[Records from a collection]
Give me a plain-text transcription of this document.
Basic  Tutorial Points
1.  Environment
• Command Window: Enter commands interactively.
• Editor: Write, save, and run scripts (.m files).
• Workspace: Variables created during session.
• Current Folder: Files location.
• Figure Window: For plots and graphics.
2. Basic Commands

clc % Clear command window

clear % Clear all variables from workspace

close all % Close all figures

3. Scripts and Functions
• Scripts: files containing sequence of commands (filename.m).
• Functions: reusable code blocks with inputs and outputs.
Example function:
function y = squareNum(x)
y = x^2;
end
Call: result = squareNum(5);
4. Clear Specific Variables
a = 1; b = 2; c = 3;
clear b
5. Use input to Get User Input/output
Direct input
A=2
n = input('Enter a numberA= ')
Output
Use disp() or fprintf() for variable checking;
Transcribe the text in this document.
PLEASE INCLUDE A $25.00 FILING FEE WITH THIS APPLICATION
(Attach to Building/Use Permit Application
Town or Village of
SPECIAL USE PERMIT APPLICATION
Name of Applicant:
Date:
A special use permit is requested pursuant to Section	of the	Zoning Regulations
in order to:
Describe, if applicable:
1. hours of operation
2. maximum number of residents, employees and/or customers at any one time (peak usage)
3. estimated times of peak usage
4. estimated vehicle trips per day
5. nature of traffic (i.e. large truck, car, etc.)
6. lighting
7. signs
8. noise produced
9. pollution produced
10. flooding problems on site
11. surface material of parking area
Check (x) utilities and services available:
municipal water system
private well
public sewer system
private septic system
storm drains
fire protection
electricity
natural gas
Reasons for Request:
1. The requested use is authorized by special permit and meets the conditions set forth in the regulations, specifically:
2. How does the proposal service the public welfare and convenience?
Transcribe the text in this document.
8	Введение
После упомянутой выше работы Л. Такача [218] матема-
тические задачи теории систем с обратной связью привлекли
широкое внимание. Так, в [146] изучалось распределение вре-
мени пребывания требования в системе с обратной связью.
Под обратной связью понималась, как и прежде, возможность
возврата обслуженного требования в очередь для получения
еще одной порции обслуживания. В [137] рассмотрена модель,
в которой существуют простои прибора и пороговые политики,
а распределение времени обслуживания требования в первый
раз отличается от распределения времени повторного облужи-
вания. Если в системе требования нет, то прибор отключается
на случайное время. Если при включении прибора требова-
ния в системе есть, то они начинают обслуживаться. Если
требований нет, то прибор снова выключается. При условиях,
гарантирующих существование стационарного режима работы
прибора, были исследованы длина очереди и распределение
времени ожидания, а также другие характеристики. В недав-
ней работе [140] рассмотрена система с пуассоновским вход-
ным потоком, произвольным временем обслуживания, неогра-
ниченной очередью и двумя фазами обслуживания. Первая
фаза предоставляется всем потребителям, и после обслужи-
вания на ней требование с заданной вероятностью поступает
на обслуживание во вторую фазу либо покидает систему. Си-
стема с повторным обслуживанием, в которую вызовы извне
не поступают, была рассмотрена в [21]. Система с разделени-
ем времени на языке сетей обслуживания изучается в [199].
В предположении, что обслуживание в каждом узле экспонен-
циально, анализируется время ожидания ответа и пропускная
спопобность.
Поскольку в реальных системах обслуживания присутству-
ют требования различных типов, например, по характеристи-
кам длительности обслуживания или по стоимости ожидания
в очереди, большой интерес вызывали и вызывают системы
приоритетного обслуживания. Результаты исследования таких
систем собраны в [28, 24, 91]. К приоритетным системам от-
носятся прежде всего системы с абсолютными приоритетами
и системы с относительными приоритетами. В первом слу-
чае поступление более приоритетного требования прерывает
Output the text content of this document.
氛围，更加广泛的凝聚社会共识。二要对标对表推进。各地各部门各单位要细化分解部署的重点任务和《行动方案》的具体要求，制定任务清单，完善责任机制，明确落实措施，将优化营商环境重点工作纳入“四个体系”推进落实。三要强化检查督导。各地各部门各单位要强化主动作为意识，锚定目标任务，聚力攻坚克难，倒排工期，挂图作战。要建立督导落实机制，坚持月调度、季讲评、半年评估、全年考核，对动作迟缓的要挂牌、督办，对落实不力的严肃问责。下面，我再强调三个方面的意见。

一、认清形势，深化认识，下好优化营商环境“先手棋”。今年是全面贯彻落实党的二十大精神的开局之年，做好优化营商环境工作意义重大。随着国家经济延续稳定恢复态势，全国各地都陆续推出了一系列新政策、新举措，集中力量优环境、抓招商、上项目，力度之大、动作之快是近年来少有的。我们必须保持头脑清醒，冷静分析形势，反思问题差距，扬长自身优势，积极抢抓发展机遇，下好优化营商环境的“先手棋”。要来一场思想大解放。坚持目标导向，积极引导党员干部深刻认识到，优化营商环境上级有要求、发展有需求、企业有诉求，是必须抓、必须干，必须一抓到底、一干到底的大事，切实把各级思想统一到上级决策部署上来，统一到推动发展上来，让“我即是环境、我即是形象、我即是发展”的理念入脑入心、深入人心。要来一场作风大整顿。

The exercise →
Write every line of the material above again, exactly.

Solution for this exercise →
Give me a plain-text transcription of this document.
Basic  Tutorial Points
1.  Environment
• Command Window: Enter commands interactively.
• Editor: Write, save, and run scripts (.m files).
• Workspace: Variables created during session.
• Current Folder: Files location.
• Figure Window: For plots and graphics.
2. Basic Commands

clc % Clear command window

clear % Clear all variables from workspace

close all % Close all figures

3. Scripts and Functions
• Scripts: files containing sequence of commands (filename.m).
• Functions: reusable code blocks with inputs and outputs.
Example function:
function y = squareNum(x)
y = x^2;
end
Call: result = squareNum(5);
4. Clear Specific Variables
a = 1; b = 2; c = 3;
clear b
5. Use input to Get User Input/output
Direct input
A=2
n = input('Enter a numberA= ')
Output
Use disp() or fprintf() for variable checking;
Transcribe the text in this document.
PLEASE INCLUDE A $25.00 FILING FEE WITH THIS APPLICATION
(Attach to Building/Use Permit Application
Town or Village of
SPECIAL USE PERMIT APPLICATION
Name of Applicant:
Date:
A special use permit is requested pursuant to Section	of the	Zoning Regulations
in order to:
Describe, if applicable:
1. hours of operation
2. maximum number of residents, employees and/or customers at any one time (peak usage)
3. estimated times of peak usage
4. estimated vehicle trips per day
5. nature of traffic (i.e. large truck, car, etc.)
6. lighting
7. signs
8. noise produced
9. pollution produced
10. flooding problems on site
11. surface material of parking area
Check (x) utilities and services available:
municipal water system
private well
public sewer system
private septic system
storm drains
fire protection
electricity
natural gas
Reasons for Request:
1. The requested use is authorized by special permit and meets the conditions set forth in the regulations, specifically:
2. How does the proposal service the public welfare and convenience?
Transcribe the text in this document.
8	Введение
После упомянутой выше работы Л. Такача [218] матема-
тические задачи теории систем с обратной связью привлекли
широкое внимание. Так, в [146] изучалось распределение вре-
мени пребывания требования в системе с обратной связью.
Под обратной связью понималась, как и прежде, возможность
возврата обслуженного требования в очередь для получения
еще одной порции обслуживания. В [137] рассмотрена модель,
в которой существуют простои прибора и пороговые политики,
а распределение времени обслуживания требования в первый
раз отличается от распределения времени повторного облужи-
вания. Если в системе требования нет, то прибор отключается
на случайное время. Если при включении прибора требова-
ния в системе есть, то они начинают обслуживаться. Если
требований нет, то прибор снова выключается. При условиях,
гарантирующих существование стационарного режима работы
прибора, были исследованы длина очереди и распределение
времени ожидания, а также другие характеристики. В недав-
ней работе [140] рассмотрена система с пуассоновским вход-
ным потоком, произвольным временем обслуживания, неогра-
ниченной очередью и двумя фазами обслуживания. Первая
фаза предоставляется всем потребителям, и после обслужи-
вания на ней требование с заданной вероятностью поступает
на обслуживание во вторую фазу либо покидает систему. Си-
стема с повторным обслуживанием, в которую вызовы извне
не поступают, была рассмотрена в [21]. Система с разделени-
ем времени на языке сетей обслуживания изучается в [199].
В предположении, что обслуживание в каждом узле экспонен-
циально, анализируется время ожидания ответа и пропускная
спопобность.
Поскольку в реальных системах обслуживания присутству-
ют требования различных типов, например, по характеристи-
кам длительности обслуживания или по стоимости ожидания
в очереди, большой интерес вызывали и вызывают системы
приоритетного обслуживания. Результаты исследования таких
систем собраны в [28, 24, 91]. К приоритетным системам от-
носятся прежде всего системы с абсолютными приоритетами
и системы с относительными приоритетами. В первом слу-
чае поступление более приоритетного требования прерывает
Output the text content of this document.
氛围，更加广泛的凝聚社会共识。二要对标对表推进。各地各部门各单位要细化分解部署的重点任务和《行动方案》的具体要求，制定任务清单，完善责任机制，明确落实措施，将优化营商环境重点工作纳入“四个体系”推进落实。三要强化检查督导。各地各部门各单位要强化主动作为意识，锚定目标任务，聚力攻坚克难，倒排工期，挂图作战。要建立督导落实机制，坚持月调度、季讲评、半年评估、全年考核，对动作迟缓的要挂牌、督办，对落实不力的严肃问责。下面，我再强调三个方面的意见。

一、认清形势，深化认识，下好优化营商环境“先手棋”。今年是全面贯彻落实党的二十大精神的开局之年，做好优化营商环境工作意义重大。随着国家经济延续稳定恢复态势，全国各地都陆续推出了一系列新政策、新举措，集中力量优环境、抓招商、上项目，力度之大、动作之快是近年来少有的。我们必须保持头脑清醒，冷静分析形势，反思问题差距，扬长自身优势，积极抢抓发展机遇，下好优化营商环境的“先手棋”。要来一场思想大解放。坚持目标导向，积极引导党员干部深刻认识到，优化营商环境上级有要求、发展有需求、企业有诉求，是必须抓、必须干，必须一抓到底、一干到底的大事，切实把各级思想统一到上级决策部署上来，统一到推动发展上来，让“我即是环境、我即是形象、我即是发展”的理念入脑入心、深入人心。要来一场作风大整顿。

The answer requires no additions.